[start]
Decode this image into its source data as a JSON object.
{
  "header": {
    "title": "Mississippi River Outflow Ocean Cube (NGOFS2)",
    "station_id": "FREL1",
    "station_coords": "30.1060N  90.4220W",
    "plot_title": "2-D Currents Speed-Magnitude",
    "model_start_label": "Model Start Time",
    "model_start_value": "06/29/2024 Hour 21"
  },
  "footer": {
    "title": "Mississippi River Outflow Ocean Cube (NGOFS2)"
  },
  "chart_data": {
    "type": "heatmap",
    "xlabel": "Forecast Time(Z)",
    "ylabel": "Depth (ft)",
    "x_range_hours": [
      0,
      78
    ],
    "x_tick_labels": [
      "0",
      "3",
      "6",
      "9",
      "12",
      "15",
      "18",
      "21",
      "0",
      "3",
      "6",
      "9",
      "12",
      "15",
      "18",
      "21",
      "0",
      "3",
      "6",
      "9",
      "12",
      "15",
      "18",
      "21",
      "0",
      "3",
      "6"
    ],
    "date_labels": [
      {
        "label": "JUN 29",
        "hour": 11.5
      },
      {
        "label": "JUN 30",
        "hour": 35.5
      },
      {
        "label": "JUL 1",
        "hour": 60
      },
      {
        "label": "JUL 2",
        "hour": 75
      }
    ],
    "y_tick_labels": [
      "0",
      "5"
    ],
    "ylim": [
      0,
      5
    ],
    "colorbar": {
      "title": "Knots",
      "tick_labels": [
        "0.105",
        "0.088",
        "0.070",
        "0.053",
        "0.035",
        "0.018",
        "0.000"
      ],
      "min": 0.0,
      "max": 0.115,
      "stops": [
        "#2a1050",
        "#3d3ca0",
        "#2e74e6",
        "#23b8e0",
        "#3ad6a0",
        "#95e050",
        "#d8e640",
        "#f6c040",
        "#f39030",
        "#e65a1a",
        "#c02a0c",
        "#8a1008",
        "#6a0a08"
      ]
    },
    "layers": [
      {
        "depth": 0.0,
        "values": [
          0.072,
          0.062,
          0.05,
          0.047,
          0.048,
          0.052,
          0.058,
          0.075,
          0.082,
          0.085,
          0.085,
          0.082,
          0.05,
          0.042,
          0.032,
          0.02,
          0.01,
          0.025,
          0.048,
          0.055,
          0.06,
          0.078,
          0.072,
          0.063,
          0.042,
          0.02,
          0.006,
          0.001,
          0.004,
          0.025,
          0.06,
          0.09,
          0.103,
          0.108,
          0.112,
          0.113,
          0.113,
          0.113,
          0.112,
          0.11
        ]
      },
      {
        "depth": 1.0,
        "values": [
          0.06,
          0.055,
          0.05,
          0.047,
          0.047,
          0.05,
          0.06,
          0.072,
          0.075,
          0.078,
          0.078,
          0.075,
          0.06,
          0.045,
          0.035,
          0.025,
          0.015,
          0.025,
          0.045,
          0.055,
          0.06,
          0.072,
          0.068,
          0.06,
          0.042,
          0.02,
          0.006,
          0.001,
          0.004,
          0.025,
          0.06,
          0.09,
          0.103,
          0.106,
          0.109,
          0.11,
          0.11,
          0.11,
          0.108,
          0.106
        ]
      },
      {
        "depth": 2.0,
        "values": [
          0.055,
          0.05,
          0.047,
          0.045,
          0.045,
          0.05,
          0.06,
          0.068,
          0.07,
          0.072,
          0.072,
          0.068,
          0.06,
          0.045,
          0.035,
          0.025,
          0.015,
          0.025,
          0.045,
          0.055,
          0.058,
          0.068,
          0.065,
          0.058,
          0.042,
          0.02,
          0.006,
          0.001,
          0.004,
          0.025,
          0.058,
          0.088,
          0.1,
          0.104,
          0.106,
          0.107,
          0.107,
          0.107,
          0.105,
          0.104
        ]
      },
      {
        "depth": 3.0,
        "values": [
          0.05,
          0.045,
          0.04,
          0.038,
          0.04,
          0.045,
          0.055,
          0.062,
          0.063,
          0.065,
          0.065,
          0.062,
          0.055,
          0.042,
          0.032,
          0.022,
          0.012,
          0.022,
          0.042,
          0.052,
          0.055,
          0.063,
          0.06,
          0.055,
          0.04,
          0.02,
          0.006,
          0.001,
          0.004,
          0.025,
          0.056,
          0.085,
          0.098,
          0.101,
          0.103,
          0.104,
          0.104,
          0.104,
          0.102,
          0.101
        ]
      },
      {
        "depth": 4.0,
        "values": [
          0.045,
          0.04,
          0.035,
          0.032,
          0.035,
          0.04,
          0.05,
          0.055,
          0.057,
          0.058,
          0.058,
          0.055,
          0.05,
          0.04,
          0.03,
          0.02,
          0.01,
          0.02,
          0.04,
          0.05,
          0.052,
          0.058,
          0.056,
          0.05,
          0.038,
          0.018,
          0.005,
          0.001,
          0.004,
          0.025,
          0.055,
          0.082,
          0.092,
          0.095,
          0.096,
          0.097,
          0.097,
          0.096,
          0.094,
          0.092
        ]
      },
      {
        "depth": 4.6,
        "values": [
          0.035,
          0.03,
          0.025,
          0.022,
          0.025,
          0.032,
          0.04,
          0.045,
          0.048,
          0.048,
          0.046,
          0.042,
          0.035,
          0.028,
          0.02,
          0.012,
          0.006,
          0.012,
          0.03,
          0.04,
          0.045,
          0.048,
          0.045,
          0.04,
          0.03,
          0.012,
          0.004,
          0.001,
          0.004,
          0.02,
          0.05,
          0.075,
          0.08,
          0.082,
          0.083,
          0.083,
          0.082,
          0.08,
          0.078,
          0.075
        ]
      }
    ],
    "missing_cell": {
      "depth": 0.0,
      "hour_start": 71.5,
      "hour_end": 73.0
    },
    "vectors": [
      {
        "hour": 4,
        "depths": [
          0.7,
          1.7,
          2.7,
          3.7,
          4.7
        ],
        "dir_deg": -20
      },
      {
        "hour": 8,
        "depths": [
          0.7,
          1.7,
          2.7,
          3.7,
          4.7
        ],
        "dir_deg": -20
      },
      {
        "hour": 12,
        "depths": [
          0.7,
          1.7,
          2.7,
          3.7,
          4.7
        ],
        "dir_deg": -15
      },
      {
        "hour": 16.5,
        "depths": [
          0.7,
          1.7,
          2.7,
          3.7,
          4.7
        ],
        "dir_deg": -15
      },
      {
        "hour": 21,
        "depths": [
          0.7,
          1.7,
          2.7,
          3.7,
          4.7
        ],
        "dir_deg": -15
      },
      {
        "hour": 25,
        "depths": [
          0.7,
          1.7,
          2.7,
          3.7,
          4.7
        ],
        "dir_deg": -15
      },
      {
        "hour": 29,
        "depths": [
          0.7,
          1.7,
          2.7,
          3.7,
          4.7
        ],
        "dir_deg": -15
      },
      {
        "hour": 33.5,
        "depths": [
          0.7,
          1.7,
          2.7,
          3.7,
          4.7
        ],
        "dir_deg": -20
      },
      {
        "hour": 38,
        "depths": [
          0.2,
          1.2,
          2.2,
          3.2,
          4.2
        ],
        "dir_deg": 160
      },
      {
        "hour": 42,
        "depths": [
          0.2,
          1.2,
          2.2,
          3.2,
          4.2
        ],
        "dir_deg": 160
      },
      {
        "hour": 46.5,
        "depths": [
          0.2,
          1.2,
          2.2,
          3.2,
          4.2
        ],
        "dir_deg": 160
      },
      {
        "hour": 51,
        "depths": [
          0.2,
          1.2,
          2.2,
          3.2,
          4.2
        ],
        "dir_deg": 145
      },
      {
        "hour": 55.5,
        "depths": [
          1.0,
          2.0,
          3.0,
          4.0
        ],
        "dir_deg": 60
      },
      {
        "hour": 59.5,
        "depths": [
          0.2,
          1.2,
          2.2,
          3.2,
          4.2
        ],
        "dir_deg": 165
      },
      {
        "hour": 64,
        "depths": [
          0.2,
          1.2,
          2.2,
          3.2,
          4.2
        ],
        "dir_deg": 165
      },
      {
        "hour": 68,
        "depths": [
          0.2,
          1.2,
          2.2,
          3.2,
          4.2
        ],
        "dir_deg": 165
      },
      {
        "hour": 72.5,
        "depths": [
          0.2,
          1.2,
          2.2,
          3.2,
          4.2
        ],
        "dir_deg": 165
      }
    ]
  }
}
[end]
Description of the task: Of all the lines above, how many contain the word "Ocean"? Answer with only the number.

Exercise output: 2